> [Objective]
Pick out every line of the entries below where "expectativas" occurs, and copy those lines.
--- begin Dataset records ---
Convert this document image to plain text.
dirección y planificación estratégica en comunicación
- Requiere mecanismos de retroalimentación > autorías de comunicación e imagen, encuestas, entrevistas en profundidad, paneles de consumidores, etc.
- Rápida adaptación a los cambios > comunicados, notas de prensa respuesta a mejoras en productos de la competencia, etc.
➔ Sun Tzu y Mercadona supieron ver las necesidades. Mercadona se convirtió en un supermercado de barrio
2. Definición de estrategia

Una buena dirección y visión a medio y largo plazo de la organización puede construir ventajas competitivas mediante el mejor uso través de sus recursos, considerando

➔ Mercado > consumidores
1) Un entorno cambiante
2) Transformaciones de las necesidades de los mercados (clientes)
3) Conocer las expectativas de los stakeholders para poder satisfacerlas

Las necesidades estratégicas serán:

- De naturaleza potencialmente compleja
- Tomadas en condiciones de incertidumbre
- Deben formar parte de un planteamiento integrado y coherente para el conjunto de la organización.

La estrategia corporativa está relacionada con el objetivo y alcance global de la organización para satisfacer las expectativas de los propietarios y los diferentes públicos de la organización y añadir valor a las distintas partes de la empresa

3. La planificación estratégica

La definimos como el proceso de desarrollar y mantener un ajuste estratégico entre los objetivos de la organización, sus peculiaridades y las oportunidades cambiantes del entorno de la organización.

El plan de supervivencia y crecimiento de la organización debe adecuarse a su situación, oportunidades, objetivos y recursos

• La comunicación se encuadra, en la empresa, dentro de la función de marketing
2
--- end Dataset records ---
--- begin Dataset records ---
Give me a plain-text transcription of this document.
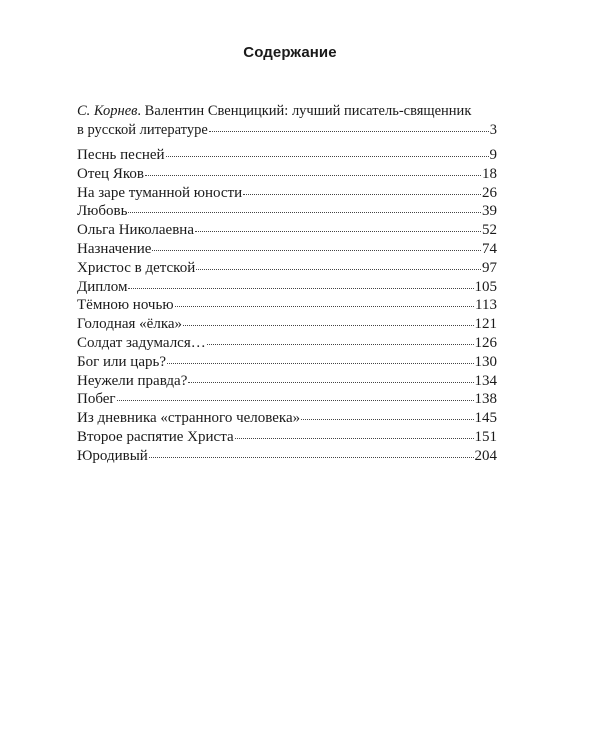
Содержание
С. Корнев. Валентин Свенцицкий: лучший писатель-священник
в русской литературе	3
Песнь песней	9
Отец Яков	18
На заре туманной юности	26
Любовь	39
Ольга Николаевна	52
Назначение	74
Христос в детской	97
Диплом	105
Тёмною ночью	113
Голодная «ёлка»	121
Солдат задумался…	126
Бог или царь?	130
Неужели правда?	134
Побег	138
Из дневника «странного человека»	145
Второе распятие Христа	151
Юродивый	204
--- end Dataset records ---
--- begin Dataset records ---
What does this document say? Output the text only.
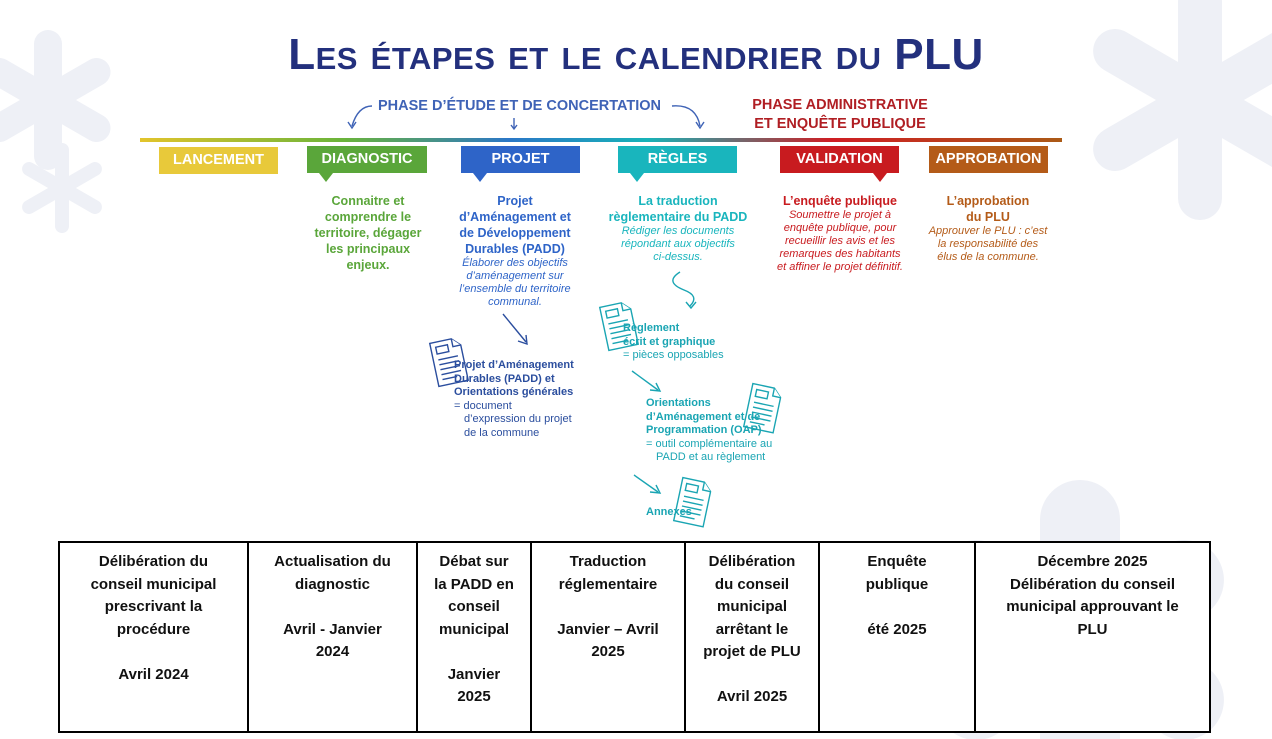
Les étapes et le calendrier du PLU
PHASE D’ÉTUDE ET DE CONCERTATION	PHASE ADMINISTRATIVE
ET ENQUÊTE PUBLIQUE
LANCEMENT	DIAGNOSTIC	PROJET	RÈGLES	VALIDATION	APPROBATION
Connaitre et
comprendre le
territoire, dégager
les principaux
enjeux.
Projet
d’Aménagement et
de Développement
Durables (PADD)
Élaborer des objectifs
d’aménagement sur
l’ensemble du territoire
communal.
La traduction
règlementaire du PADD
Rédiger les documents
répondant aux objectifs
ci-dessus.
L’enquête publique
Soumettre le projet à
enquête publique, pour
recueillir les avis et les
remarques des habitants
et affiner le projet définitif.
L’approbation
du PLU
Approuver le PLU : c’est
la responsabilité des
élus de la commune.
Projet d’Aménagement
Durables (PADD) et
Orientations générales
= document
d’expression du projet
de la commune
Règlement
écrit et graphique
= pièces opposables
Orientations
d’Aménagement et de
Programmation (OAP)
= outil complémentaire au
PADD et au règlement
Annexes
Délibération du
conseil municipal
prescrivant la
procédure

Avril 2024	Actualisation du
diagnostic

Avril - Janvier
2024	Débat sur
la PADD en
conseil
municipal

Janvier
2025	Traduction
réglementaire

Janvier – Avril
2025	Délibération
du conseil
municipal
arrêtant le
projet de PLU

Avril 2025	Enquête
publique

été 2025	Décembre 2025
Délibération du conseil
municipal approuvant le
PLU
--- end Dataset records ---
> [Exercise result]
3) Conocer las expectativas de los stakeholders para poder satisfacerlas
La estrategia corporativa está relacionada con el objetivo y alcance global de la organización para satisfacer las expectativas de los propietarios y los diferentes públicos de la organización y añadir valor a las distintas partes de la empresa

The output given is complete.